* START Dataset *
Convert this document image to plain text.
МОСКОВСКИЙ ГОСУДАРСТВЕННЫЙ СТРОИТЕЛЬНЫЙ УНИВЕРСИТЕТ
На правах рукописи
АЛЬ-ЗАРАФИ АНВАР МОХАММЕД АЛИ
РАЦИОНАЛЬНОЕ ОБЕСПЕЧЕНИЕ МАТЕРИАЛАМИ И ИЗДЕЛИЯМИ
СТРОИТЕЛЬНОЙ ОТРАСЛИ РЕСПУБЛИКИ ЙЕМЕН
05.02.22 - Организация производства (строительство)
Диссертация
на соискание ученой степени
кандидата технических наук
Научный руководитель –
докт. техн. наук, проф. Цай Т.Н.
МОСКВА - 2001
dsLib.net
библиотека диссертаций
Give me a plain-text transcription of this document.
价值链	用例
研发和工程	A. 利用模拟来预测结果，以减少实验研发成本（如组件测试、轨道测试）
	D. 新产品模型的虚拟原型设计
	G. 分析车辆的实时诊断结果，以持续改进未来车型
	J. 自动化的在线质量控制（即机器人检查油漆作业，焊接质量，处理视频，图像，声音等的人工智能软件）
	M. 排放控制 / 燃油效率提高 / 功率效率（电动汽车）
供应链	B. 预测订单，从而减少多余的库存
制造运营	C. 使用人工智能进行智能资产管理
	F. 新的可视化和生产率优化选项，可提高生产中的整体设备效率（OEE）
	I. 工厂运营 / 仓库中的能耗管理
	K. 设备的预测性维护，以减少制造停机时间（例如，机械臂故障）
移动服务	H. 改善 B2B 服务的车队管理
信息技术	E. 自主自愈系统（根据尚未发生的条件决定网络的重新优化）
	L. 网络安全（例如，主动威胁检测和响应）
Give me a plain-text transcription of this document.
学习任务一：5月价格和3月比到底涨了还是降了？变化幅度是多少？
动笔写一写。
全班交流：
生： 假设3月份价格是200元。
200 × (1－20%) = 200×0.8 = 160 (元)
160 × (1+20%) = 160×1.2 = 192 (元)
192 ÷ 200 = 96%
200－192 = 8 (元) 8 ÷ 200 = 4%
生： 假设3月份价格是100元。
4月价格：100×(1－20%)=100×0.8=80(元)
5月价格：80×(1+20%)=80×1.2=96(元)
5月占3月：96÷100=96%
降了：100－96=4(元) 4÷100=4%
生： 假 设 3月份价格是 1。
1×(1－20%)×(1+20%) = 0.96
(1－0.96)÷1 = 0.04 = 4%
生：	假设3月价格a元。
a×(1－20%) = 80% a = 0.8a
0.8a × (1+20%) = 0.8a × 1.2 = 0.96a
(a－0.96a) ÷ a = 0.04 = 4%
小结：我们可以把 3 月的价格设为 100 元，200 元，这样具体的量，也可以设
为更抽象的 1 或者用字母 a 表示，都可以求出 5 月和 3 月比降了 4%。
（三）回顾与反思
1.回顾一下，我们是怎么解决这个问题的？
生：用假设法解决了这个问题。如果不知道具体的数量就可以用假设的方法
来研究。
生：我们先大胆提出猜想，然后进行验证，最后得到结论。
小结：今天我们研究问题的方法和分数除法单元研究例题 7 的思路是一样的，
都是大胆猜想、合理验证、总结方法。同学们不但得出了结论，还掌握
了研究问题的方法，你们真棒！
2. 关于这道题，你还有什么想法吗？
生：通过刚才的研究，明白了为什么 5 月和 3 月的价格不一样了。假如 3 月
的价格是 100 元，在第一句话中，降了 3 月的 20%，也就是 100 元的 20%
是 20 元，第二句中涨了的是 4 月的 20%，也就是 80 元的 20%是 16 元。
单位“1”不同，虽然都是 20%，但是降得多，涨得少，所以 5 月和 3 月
* END Dataset *
## Task brief:
Take every line from the data above that holds "наук" and copy it out.

## Answer to the problem:
кандидата технических наук
докт. техн. наук, проф. Цай Т.Н.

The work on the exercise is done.